● RECORDED INFORMATION:
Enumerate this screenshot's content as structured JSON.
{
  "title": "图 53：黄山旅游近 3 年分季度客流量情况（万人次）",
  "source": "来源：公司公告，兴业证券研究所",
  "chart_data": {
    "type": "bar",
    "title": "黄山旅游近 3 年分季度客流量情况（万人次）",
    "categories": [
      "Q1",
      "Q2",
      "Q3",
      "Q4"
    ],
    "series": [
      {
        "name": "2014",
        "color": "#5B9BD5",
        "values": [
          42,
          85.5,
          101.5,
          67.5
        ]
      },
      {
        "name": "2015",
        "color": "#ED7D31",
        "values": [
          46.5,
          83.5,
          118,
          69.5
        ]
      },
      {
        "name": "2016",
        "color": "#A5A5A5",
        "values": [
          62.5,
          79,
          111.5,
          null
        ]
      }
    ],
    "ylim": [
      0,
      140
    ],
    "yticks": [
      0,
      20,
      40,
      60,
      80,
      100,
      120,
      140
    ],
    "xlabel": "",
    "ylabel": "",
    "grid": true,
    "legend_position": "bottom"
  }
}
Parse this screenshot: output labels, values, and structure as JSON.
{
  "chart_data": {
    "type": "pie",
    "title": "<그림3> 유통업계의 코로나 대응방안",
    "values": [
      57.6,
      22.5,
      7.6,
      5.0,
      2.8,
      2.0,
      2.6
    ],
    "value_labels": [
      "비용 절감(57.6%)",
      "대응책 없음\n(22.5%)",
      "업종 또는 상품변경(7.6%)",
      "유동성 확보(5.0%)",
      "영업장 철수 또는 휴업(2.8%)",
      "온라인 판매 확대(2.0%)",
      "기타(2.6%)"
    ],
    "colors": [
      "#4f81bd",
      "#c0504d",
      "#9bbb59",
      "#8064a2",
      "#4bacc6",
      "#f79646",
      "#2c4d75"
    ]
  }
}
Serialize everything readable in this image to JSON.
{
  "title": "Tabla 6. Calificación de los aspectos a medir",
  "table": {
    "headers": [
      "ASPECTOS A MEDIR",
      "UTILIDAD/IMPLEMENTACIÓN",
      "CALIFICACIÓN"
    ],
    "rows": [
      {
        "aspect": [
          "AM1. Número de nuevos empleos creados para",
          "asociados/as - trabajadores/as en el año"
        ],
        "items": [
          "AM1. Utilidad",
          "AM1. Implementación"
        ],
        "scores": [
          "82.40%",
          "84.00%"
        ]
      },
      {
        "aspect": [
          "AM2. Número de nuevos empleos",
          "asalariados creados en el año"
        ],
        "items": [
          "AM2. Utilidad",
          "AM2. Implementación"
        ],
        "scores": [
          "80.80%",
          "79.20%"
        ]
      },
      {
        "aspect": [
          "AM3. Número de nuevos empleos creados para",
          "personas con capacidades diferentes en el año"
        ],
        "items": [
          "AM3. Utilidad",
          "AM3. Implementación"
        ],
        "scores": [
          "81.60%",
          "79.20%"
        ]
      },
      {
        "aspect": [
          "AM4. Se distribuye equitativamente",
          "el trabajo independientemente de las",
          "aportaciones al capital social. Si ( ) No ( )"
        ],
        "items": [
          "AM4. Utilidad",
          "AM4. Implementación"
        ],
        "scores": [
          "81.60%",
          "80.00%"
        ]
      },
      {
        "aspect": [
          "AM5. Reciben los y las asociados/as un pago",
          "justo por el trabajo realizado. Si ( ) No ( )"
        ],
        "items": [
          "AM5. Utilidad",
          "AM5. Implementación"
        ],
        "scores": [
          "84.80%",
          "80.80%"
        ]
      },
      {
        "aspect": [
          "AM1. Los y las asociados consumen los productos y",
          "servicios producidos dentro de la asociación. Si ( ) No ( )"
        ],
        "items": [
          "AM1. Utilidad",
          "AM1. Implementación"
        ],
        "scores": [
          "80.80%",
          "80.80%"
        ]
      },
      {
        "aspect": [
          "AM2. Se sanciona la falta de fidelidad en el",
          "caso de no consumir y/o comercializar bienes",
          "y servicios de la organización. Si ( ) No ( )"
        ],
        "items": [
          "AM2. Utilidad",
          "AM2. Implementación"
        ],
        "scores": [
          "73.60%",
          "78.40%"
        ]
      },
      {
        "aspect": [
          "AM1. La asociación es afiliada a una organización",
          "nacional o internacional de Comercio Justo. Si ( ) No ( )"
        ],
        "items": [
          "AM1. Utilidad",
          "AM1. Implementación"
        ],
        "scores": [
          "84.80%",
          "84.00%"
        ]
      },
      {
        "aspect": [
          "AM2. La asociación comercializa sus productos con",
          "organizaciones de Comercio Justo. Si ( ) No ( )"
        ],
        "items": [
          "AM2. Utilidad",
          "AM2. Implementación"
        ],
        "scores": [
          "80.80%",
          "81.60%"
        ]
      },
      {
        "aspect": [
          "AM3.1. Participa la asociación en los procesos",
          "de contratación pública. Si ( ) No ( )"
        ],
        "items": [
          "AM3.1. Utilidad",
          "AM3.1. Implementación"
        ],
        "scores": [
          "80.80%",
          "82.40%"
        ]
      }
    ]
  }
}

● TASK INSTRUCTIONS: All of the data needs to be printed once more, exactly.

● EXERCISE RESPONSE:
Enumerate this screenshot's content as structured JSON.
{
  "title": "图 53：黄山旅游近 3 年分季度客流量情况（万人次）",
  "source": "来源：公司公告，兴业证券研究所",
  "chart_data": {
    "type": "bar",
    "title": "黄山旅游近 3 年分季度客流量情况（万人次）",
    "categories": [
      "Q1",
      "Q2",
      "Q3",
      "Q4"
    ],
    "series": [
      {
        "name": "2014",
        "color": "#5B9BD5",
        "values": [
          42,
          85.5,
          101.5,
          67.5
        ]
      },
      {
        "name": "2015",
        "color": "#ED7D31",
        "values": [
          46.5,
          83.5,
          118,
          69.5
        ]
      },
      {
        "name": "2016",
        "color": "#A5A5A5",
        "values": [
          62.5,
          79,
          111.5,
          null
        ]
      }
    ],
    "ylim": [
      0,
      140
    ],
    "yticks": [
      0,
      20,
      40,
      60,
      80,
      100,
      120,
      140
    ],
    "xlabel": "",
    "ylabel": "",
    "grid": true,
    "legend_position": "bottom"
  }
}
Parse this screenshot: output labels, values, and structure as JSON.
{
  "chart_data": {
    "type": "pie",
    "title": "<그림3> 유통업계의 코로나 대응방안",
    "values": [
      57.6,
      22.5,
      7.6,
      5.0,
      2.8,
      2.0,
      2.6
    ],
    "value_labels": [
      "비용 절감(57.6%)",
      "대응책 없음\n(22.5%)",
      "업종 또는 상품변경(7.6%)",
      "유동성 확보(5.0%)",
      "영업장 철수 또는 휴업(2.8%)",
      "온라인 판매 확대(2.0%)",
      "기타(2.6%)"
    ],
    "colors": [
      "#4f81bd",
      "#c0504d",
      "#9bbb59",
      "#8064a2",
      "#4bacc6",
      "#f79646",
      "#2c4d75"
    ]
  }
}
Serialize everything readable in this image to JSON.
{
  "title": "Tabla 6. Calificación de los aspectos a medir",
  "table": {
    "headers": [
      "ASPECTOS A MEDIR",
      "UTILIDAD/IMPLEMENTACIÓN",
      "CALIFICACIÓN"
    ],
    "rows": [
      {
        "aspect": [
          "AM1. Número de nuevos empleos creados para",
          "asociados/as - trabajadores/as en el año"
        ],
        "items": [
          "AM1. Utilidad",
          "AM1. Implementación"
        ],
        "scores": [
          "82.40%",
          "84.00%"
        ]
      },
      {
        "aspect": [
          "AM2. Número de nuevos empleos",
          "asalariados creados en el año"
        ],
        "items": [
          "AM2. Utilidad",
          "AM2. Implementación"
        ],
        "scores": [
          "80.80%",
          "79.20%"
        ]
      },
      {
        "aspect": [
          "AM3. Número de nuevos empleos creados para",
          "personas con capacidades diferentes en el año"
        ],
        "items": [
          "AM3. Utilidad",
          "AM3. Implementación"
        ],
        "scores": [
          "81.60%",
          "79.20%"
        ]
      },
      {
        "aspect": [
          "AM4. Se distribuye equitativamente",
          "el trabajo independientemente de las",
          "aportaciones al capital social. Si ( ) No ( )"
        ],
        "items": [
          "AM4. Utilidad",
          "AM4. Implementación"
        ],
        "scores": [
          "81.60%",
          "80.00%"
        ]
      },
      {
        "aspect": [
          "AM5. Reciben los y las asociados/as un pago",
          "justo por el trabajo realizado. Si ( ) No ( )"
        ],
        "items": [
          "AM5. Utilidad",
          "AM5. Implementación"
        ],
        "scores": [
          "84.80%",
          "80.80%"
        ]
      },
      {
        "aspect": [
          "AM1. Los y las asociados consumen los productos y",
          "servicios producidos dentro de la asociación. Si ( ) No ( )"
        ],
        "items": [
          "AM1. Utilidad",
          "AM1. Implementación"
        ],
        "scores": [
          "80.80%",
          "80.80%"
        ]
      },
      {
        "aspect": [
          "AM2. Se sanciona la falta de fidelidad en el",
          "caso de no consumir y/o comercializar bienes",
          "y servicios de la organización. Si ( ) No ( )"
        ],
        "items": [
          "AM2. Utilidad",
          "AM2. Implementación"
        ],
        "scores": [
          "73.60%",
          "78.40%"
        ]
      },
      {
        "aspect": [
          "AM1. La asociación es afiliada a una organización",
          "nacional o internacional de Comercio Justo. Si ( ) No ( )"
        ],
        "items": [
          "AM1. Utilidad",
          "AM1. Implementación"
        ],
        "scores": [
          "84.80%",
          "84.00%"
        ]
      },
      {
        "aspect": [
          "AM2. La asociación comercializa sus productos con",
          "organizaciones de Comercio Justo. Si ( ) No ( )"
        ],
        "items": [
          "AM2. Utilidad",
          "AM2. Implementación"
        ],
        "scores": [
          "80.80%",
          "81.60%"
        ]
      },
      {
        "aspect": [
          "AM3.1. Participa la asociación en los procesos",
          "de contratación pública. Si ( ) No ( )"
        ],
        "items": [
          "AM3.1. Utilidad",
          "AM3.1. Implementación"
        ],
        "scores": [
          "80.80%",
          "82.40%"
        ]
      }
    ]
  }
}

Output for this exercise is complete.